## STATED EXERCISE
Return every line of the data below that includes the string "Good".

## RECORDS
++++++++++++++++++++
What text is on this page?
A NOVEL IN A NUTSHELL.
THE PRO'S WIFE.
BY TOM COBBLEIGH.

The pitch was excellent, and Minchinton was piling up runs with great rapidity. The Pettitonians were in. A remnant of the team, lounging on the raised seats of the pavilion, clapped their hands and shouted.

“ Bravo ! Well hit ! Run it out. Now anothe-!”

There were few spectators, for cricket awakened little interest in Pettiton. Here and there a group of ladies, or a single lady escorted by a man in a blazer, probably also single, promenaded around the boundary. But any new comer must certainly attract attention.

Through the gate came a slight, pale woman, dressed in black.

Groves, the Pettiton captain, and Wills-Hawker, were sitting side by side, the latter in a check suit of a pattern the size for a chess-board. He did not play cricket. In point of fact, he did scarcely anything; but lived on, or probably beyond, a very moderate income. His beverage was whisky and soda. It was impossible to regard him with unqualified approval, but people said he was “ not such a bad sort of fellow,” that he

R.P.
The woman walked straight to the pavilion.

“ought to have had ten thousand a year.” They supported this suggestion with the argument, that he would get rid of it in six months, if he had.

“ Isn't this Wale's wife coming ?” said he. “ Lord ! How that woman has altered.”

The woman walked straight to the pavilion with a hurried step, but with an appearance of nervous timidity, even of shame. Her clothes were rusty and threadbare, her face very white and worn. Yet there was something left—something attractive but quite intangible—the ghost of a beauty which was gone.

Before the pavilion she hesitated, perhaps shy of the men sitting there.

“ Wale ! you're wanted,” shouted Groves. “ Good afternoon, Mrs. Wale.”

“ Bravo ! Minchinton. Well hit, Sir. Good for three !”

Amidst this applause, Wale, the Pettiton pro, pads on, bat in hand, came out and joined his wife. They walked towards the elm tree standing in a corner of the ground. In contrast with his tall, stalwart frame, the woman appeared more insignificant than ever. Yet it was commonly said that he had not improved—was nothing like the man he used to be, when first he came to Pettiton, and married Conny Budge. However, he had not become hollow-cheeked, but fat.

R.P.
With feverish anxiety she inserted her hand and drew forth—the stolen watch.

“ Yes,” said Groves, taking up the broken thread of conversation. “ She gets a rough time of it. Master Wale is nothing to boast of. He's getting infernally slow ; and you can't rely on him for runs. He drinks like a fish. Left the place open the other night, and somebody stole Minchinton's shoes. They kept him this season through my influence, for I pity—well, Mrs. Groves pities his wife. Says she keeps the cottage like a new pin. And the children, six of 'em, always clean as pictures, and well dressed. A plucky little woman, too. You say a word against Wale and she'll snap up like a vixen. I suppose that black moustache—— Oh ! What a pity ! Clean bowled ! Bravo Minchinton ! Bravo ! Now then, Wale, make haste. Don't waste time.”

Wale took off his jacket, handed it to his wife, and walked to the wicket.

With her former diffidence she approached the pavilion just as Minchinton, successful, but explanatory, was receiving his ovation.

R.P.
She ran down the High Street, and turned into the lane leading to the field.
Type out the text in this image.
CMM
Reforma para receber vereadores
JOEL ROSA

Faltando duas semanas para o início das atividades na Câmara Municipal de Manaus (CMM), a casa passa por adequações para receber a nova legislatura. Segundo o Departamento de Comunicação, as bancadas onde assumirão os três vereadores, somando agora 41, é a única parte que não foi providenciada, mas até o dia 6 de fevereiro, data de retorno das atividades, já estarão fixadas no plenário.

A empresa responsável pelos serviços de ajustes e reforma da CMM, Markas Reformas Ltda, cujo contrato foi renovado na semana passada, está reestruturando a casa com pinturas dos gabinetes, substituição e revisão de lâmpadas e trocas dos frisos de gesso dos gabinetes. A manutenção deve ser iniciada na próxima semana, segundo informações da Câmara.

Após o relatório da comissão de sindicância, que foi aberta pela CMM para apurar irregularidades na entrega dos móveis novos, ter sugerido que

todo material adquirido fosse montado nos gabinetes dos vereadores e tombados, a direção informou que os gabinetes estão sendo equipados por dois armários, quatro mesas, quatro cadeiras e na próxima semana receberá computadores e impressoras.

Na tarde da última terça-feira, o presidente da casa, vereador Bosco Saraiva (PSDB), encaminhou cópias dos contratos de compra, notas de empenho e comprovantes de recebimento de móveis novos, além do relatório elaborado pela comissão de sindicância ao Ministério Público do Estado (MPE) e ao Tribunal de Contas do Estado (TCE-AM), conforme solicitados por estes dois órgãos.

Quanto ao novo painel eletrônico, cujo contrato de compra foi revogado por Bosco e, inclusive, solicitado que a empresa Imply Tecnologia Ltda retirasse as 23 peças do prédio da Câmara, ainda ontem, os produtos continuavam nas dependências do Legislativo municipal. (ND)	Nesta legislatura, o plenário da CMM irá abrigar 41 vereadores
++++++++++++++++++++
## SOLUTION FOR THIS EXERCISE
“ Wale ! you're wanted,” shouted Groves. “ Good afternoon, Mrs. Wale.”
“ Bravo ! Minchinton. Well hit, Sir. Good for three !”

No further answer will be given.